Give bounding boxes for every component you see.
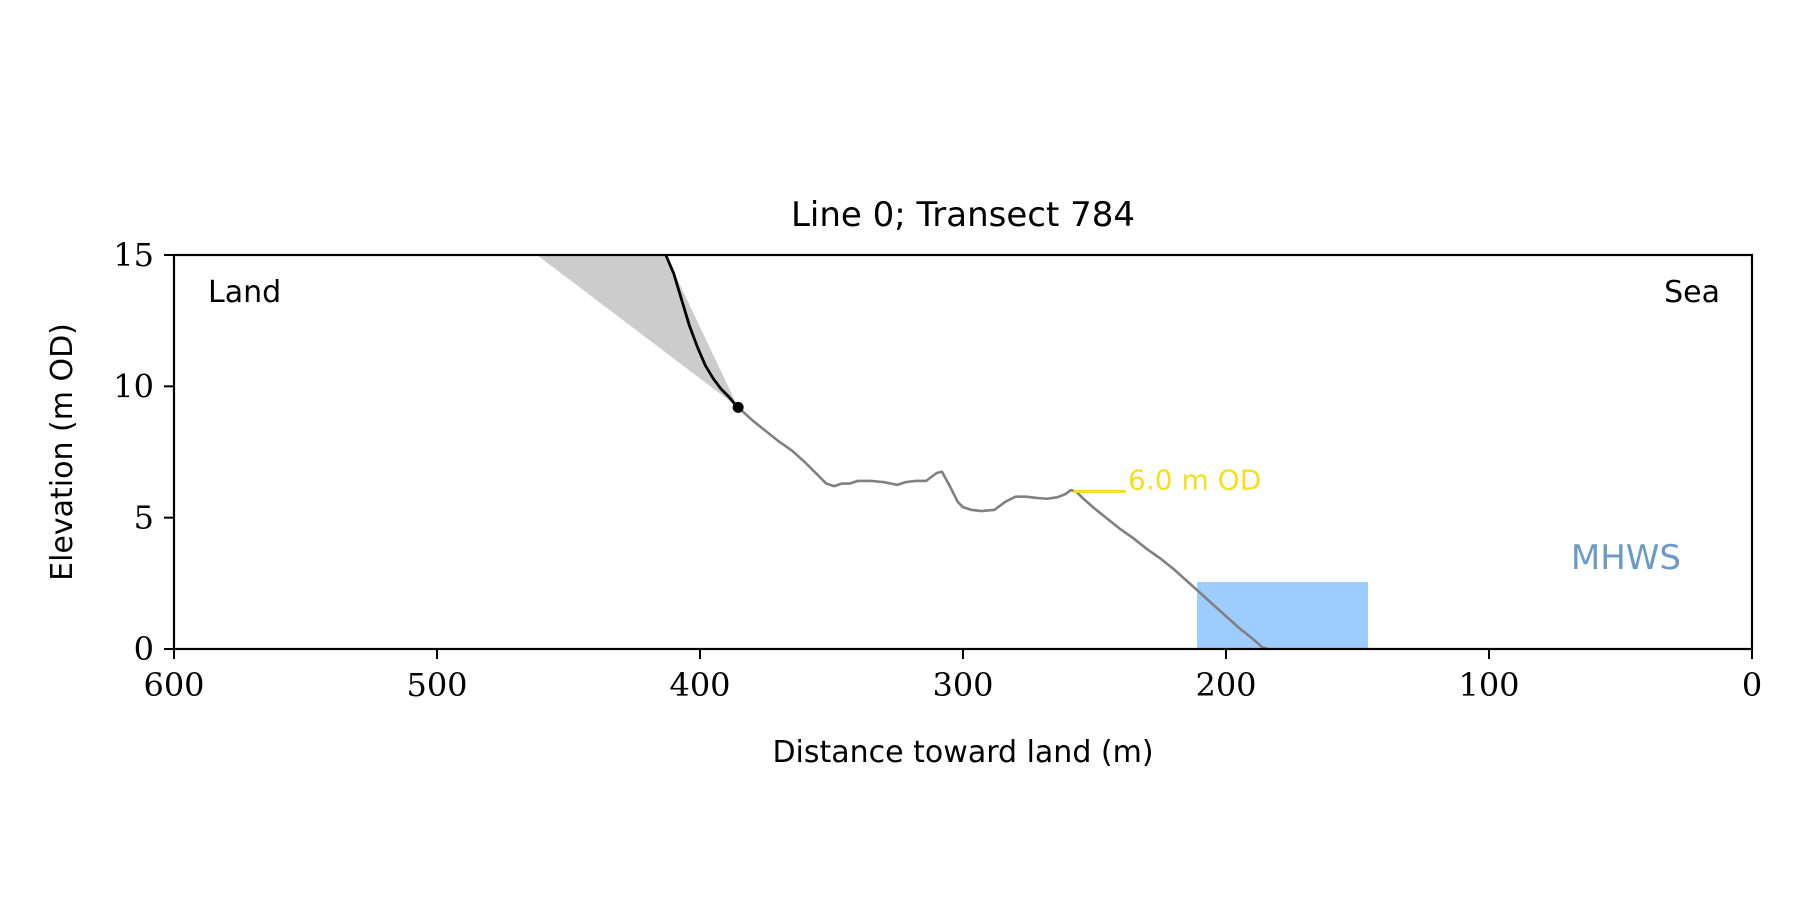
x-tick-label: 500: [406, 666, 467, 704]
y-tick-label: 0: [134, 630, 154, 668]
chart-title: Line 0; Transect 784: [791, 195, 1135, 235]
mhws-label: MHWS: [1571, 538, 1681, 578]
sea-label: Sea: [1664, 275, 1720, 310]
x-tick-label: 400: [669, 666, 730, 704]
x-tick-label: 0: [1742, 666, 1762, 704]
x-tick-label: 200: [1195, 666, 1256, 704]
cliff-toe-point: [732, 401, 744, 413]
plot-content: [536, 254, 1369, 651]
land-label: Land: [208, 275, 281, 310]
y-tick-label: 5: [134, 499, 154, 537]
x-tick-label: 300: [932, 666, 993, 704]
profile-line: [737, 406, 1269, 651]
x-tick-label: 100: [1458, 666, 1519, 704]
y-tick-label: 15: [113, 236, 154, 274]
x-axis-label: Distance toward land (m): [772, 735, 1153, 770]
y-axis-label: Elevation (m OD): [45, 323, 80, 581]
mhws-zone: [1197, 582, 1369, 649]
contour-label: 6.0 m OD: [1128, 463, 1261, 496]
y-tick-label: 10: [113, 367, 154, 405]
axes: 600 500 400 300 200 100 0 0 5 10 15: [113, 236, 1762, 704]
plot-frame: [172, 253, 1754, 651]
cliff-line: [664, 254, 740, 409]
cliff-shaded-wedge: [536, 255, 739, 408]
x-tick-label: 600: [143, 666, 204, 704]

--- --- ---

● What needs to be done:
Could you repeat every line of the entries above word for word, leaving out the pictures?

● Solution to this problem:
Give bounding boxes for every component you see.
x-tick-label: 500: [406, 666, 467, 704]
y-tick-label: 0: [134, 630, 154, 668]
chart-title: Line 0; Transect 784: [791, 195, 1135, 235]
mhws-label: MHWS: [1571, 538, 1681, 578]
sea-label: Sea: [1664, 275, 1720, 310]
x-tick-label: 400: [669, 666, 730, 704]
x-tick-label: 0: [1742, 666, 1762, 704]
x-tick-label: 200: [1195, 666, 1256, 704]
cliff-toe-point: [732, 401, 744, 413]
plot-content: [536, 254, 1369, 651]
land-label: Land: [208, 275, 281, 310]
y-tick-label: 5: [134, 499, 154, 537]
x-tick-label: 300: [932, 666, 993, 704]
profile-line: [737, 406, 1269, 651]
x-tick-label: 100: [1458, 666, 1519, 704]
y-tick-label: 15: [113, 236, 154, 274]
x-axis-label: Distance toward land (m): [772, 735, 1153, 770]
y-axis-label: Elevation (m OD): [45, 323, 80, 581]
mhws-zone: [1197, 582, 1369, 649]
contour-label: 6.0 m OD: [1128, 463, 1261, 496]
y-tick-label: 10: [113, 367, 154, 405]
axes: 600 500 400 300 200 100 0 0 5 10 15: [113, 236, 1762, 704]
plot-frame: [172, 253, 1754, 651]
cliff-line: [664, 254, 740, 409]
cliff-shaded-wedge: [536, 255, 739, 408]
x-tick-label: 600: [143, 666, 204, 704]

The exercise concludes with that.